> Written problem: Write out the data again exactly, skipping every picture.

Start Available records

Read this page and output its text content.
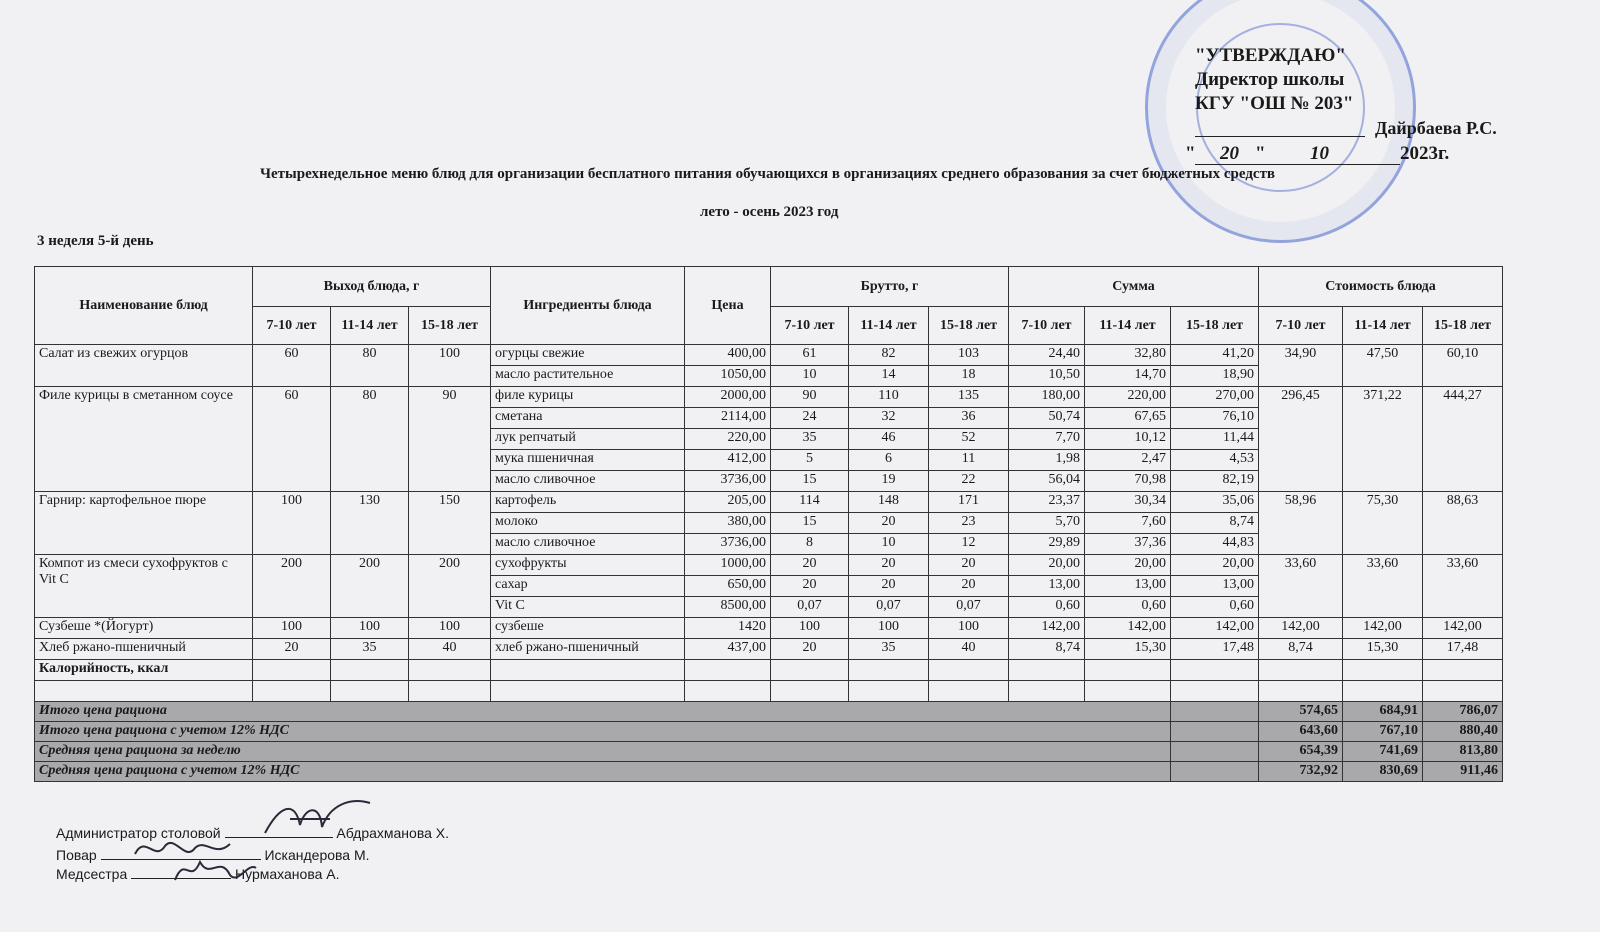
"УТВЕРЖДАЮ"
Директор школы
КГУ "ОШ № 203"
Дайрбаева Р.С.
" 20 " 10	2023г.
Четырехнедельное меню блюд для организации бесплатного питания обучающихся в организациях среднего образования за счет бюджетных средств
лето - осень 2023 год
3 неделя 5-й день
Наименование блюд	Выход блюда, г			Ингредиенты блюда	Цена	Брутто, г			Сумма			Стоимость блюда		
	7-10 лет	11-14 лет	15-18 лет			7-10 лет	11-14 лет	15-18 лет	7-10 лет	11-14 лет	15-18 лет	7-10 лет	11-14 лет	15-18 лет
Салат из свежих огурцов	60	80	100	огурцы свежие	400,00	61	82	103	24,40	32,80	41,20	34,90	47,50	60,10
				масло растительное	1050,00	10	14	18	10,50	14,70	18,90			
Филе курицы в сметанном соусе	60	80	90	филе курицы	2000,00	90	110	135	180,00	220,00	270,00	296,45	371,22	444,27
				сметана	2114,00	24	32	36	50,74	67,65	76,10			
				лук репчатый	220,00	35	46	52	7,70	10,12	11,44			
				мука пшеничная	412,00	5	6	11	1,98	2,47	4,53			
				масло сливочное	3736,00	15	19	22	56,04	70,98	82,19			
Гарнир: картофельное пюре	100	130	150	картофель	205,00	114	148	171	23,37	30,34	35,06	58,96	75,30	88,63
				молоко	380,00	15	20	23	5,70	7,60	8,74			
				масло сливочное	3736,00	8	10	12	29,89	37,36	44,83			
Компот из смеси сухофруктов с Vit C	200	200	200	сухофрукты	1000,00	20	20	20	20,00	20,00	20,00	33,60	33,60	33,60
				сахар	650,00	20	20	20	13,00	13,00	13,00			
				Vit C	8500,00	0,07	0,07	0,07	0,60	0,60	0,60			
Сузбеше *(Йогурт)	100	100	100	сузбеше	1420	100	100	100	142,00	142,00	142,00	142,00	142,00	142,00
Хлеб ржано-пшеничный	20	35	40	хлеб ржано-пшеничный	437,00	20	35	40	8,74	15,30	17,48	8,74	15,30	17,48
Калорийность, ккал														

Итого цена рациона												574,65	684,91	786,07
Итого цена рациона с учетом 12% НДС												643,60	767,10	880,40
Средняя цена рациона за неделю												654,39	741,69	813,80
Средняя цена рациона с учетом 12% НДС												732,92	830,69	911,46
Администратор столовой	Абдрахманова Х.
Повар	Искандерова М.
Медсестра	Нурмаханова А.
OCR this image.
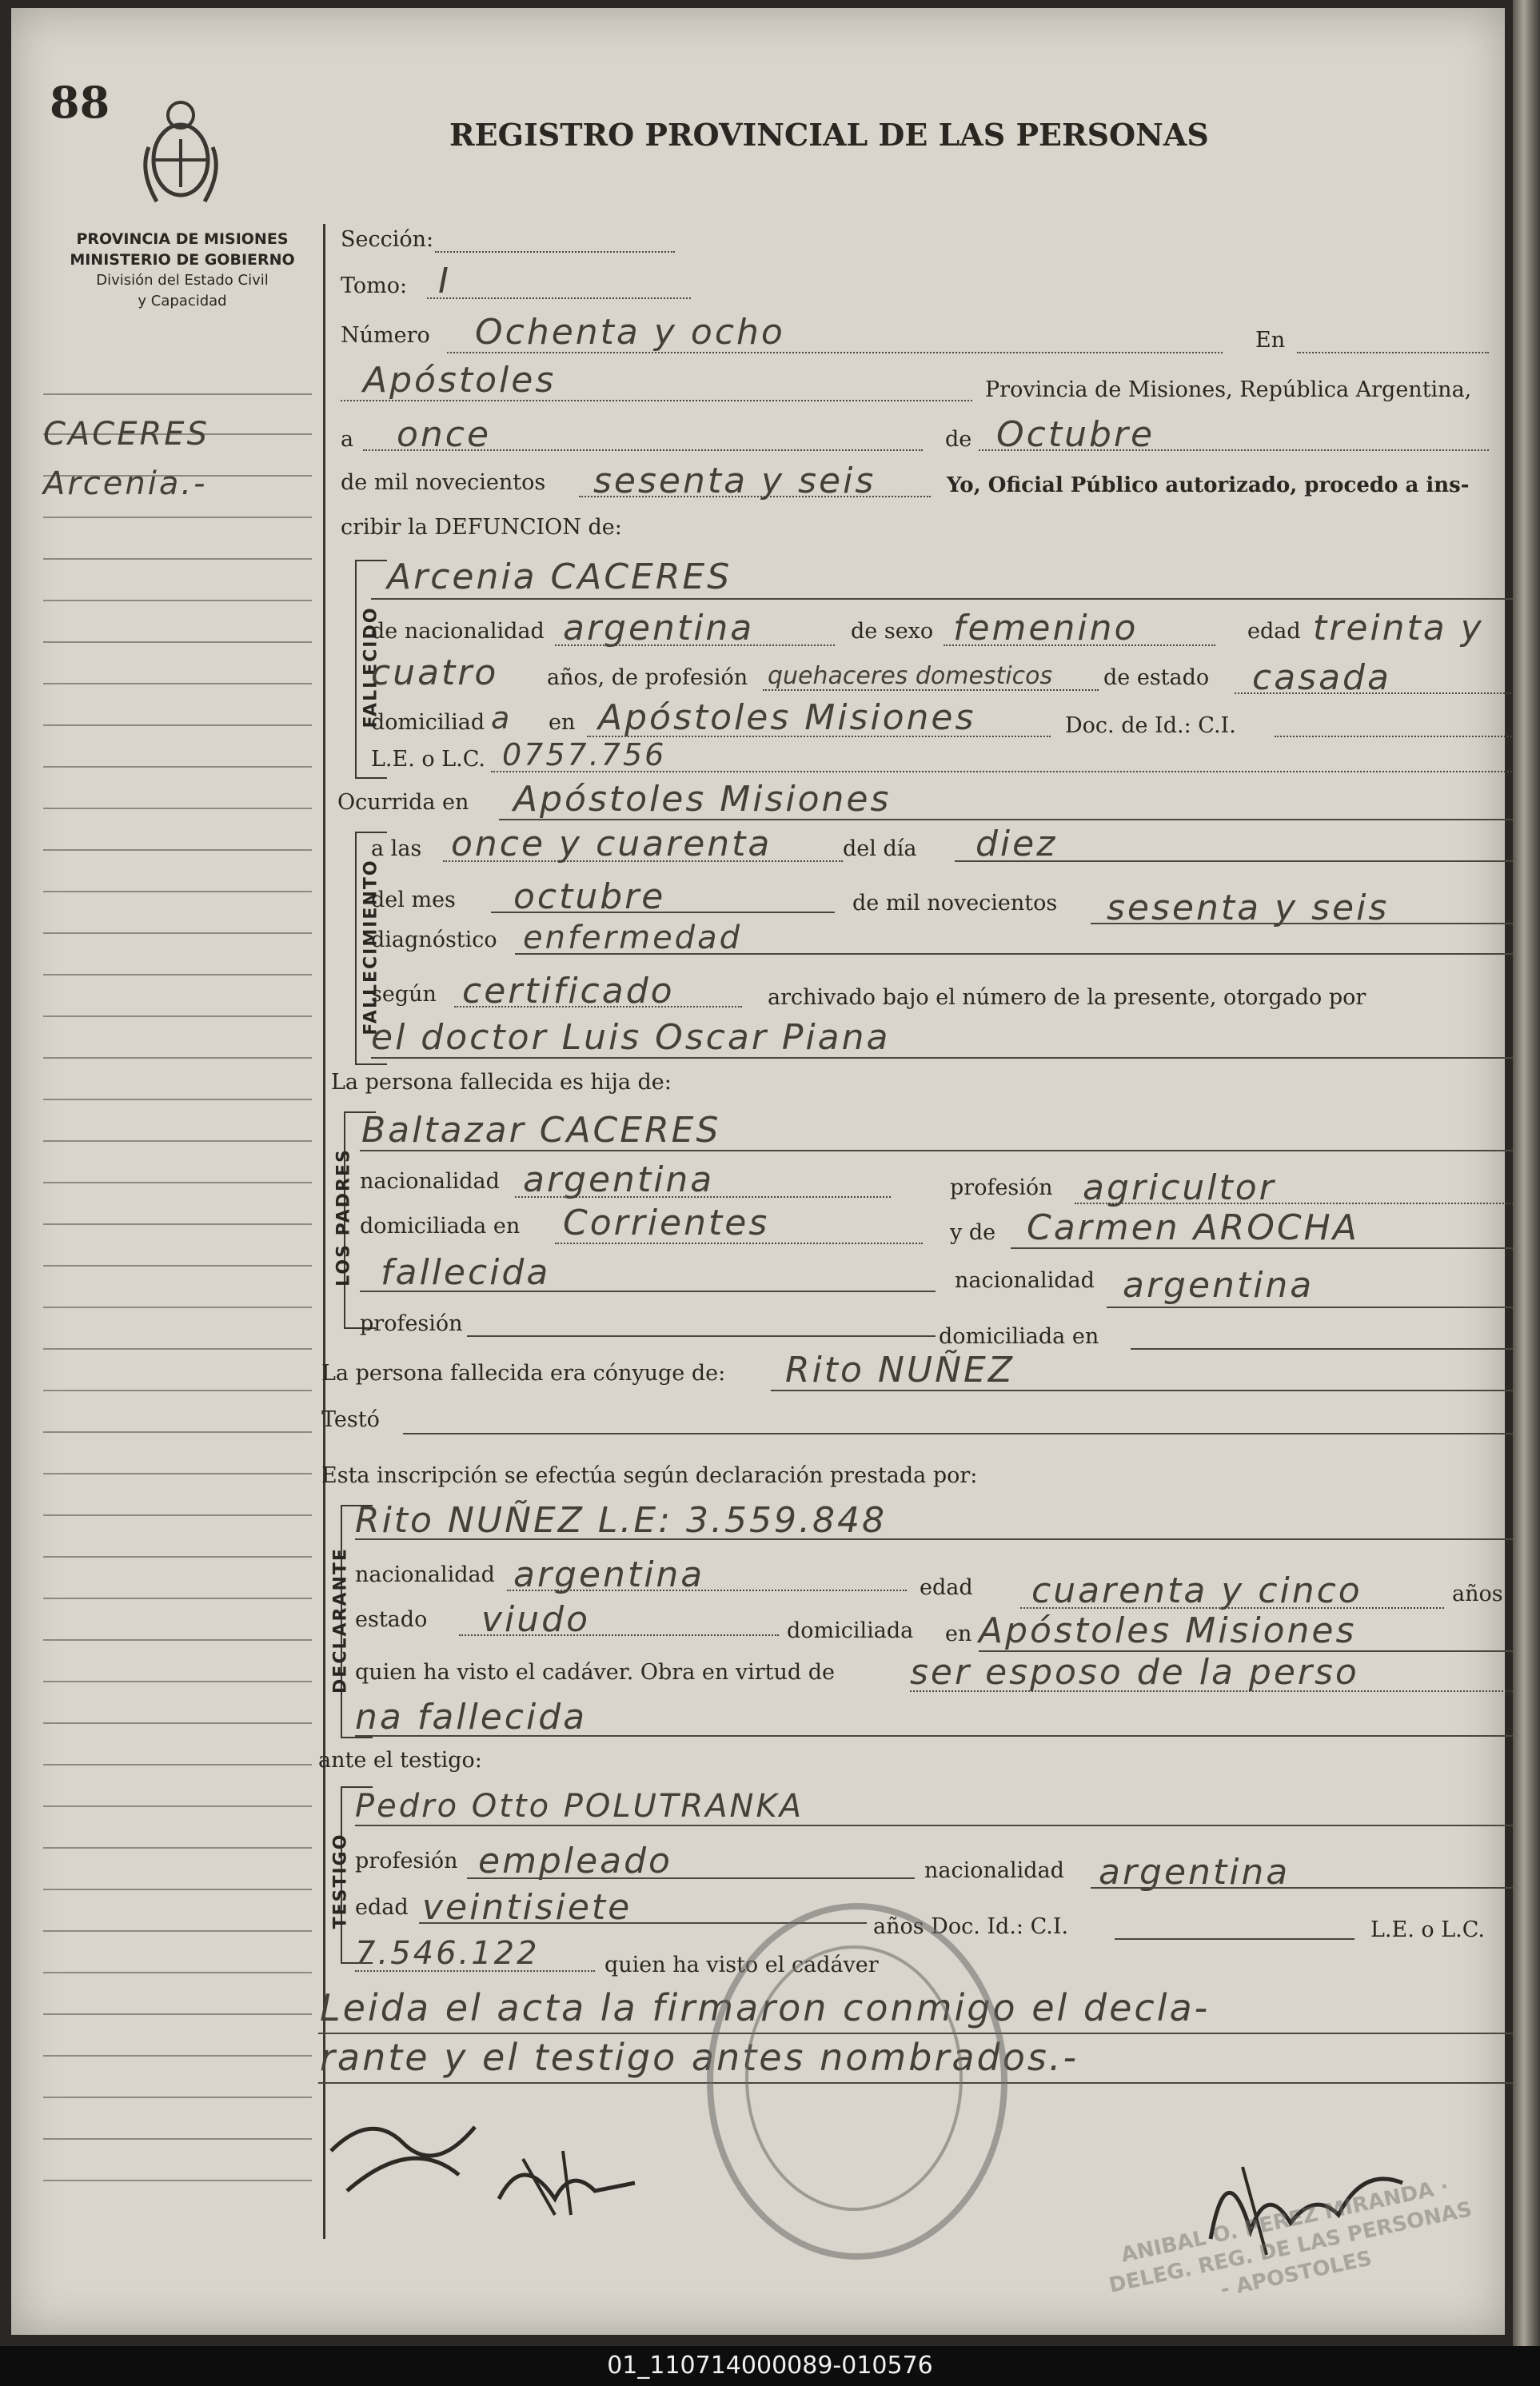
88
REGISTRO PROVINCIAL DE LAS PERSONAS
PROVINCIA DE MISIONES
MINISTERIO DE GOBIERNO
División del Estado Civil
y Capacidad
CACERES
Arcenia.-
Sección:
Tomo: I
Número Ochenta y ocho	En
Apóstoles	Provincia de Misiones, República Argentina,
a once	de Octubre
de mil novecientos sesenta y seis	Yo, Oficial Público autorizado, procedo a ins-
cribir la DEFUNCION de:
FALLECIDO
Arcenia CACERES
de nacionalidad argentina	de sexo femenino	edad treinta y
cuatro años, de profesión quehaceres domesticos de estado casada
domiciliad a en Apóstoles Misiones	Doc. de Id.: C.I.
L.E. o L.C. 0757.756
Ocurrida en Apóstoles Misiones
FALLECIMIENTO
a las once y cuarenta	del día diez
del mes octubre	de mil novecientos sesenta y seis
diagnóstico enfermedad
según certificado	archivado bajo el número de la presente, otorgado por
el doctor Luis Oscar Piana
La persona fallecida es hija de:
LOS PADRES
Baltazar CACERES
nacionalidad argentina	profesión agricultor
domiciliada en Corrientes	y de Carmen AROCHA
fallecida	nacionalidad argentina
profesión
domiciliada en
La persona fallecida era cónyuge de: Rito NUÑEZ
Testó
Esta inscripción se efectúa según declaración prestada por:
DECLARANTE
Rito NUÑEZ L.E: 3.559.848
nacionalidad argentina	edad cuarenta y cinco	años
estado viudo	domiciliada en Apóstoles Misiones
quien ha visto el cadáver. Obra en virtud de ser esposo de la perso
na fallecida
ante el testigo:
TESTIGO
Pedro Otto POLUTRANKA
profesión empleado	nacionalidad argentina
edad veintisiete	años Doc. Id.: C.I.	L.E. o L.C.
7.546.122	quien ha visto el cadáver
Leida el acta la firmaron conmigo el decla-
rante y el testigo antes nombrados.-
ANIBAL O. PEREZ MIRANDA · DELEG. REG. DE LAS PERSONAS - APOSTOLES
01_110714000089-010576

End Available records

> In response:
Read this page and output its text content.
"УТВЕРЖДАЮ"
Директор школы
КГУ "ОШ № 203"
Дайрбаева Р.С.
" 20 " 10	2023г.
Четырехнедельное меню блюд для организации бесплатного питания обучающихся в организациях среднего образования за счет бюджетных средств
лето - осень 2023 год
3 неделя 5-й день
Наименование блюд	Выход блюда, г			Ингредиенты блюда	Цена	Брутто, г			Сумма			Стоимость блюда		
	7-10 лет	11-14 лет	15-18 лет			7-10 лет	11-14 лет	15-18 лет	7-10 лет	11-14 лет	15-18 лет	7-10 лет	11-14 лет	15-18 лет
Салат из свежих огурцов	60	80	100	огурцы свежие	400,00	61	82	103	24,40	32,80	41,20	34,90	47,50	60,10
				масло растительное	1050,00	10	14	18	10,50	14,70	18,90			
Филе курицы в сметанном соусе	60	80	90	филе курицы	2000,00	90	110	135	180,00	220,00	270,00	296,45	371,22	444,27
				сметана	2114,00	24	32	36	50,74	67,65	76,10			
				лук репчатый	220,00	35	46	52	7,70	10,12	11,44			
				мука пшеничная	412,00	5	6	11	1,98	2,47	4,53			
				масло сливочное	3736,00	15	19	22	56,04	70,98	82,19			
Гарнир: картофельное пюре	100	130	150	картофель	205,00	114	148	171	23,37	30,34	35,06	58,96	75,30	88,63
				молоко	380,00	15	20	23	5,70	7,60	8,74			
				масло сливочное	3736,00	8	10	12	29,89	37,36	44,83			
Компот из смеси сухофруктов с Vit C	200	200	200	сухофрукты	1000,00	20	20	20	20,00	20,00	20,00	33,60	33,60	33,60
				сахар	650,00	20	20	20	13,00	13,00	13,00			
				Vit C	8500,00	0,07	0,07	0,07	0,60	0,60	0,60			
Сузбеше *(Йогурт)	100	100	100	сузбеше	1420	100	100	100	142,00	142,00	142,00	142,00	142,00	142,00
Хлеб ржано-пшеничный	20	35	40	хлеб ржано-пшеничный	437,00	20	35	40	8,74	15,30	17,48	8,74	15,30	17,48
Калорийность, ккал														

Итого цена рациона												574,65	684,91	786,07
Итого цена рациона с учетом 12% НДС												643,60	767,10	880,40
Средняя цена рациона за неделю												654,39	741,69	813,80
Средняя цена рациона с учетом 12% НДС												732,92	830,69	911,46
Администратор столовой	Абдрахманова Х.
Повар	Искандерова М.
Медсестра	Нурмаханова А.
OCR this image.
88
REGISTRO PROVINCIAL DE LAS PERSONAS
PROVINCIA DE MISIONES
MINISTERIO DE GOBIERNO
División del Estado Civil
y Capacidad
CACERES
Arcenia.-
Sección:
Tomo: I
Número Ochenta y ocho	En
Apóstoles	Provincia de Misiones, República Argentina,
a once	de Octubre
de mil novecientos sesenta y seis	Yo, Oficial Público autorizado, procedo a ins-
cribir la DEFUNCION de:
FALLECIDO
Arcenia CACERES
de nacionalidad argentina	de sexo femenino	edad treinta y
cuatro años, de profesión quehaceres domesticos de estado casada
domiciliad a en Apóstoles Misiones	Doc. de Id.: C.I.
L.E. o L.C. 0757.756
Ocurrida en Apóstoles Misiones
FALLECIMIENTO
a las once y cuarenta	del día diez
del mes octubre	de mil novecientos sesenta y seis
diagnóstico enfermedad
según certificado	archivado bajo el número de la presente, otorgado por
el doctor Luis Oscar Piana
La persona fallecida es hija de:
LOS PADRES
Baltazar CACERES
nacionalidad argentina	profesión agricultor
domiciliada en Corrientes	y de Carmen AROCHA
fallecida	nacionalidad argentina
profesión
domiciliada en
La persona fallecida era cónyuge de: Rito NUÑEZ
Testó
Esta inscripción se efectúa según declaración prestada por:
DECLARANTE
Rito NUÑEZ L.E: 3.559.848
nacionalidad argentina	edad cuarenta y cinco	años
estado viudo	domiciliada en Apóstoles Misiones
quien ha visto el cadáver. Obra en virtud de ser esposo de la perso
na fallecida
ante el testigo:
TESTIGO
Pedro Otto POLUTRANKA
profesión empleado	nacionalidad argentina
edad veintisiete	años Doc. Id.: C.I.	L.E. o L.C.
7.546.122	quien ha visto el cadáver
Leida el acta la firmaron conmigo el decla-
rante y el testigo antes nombrados.-
ANIBAL O. PEREZ MIRANDA · DELEG. REG. DE LAS PERSONAS - APOSTOLES
01_110714000089-010576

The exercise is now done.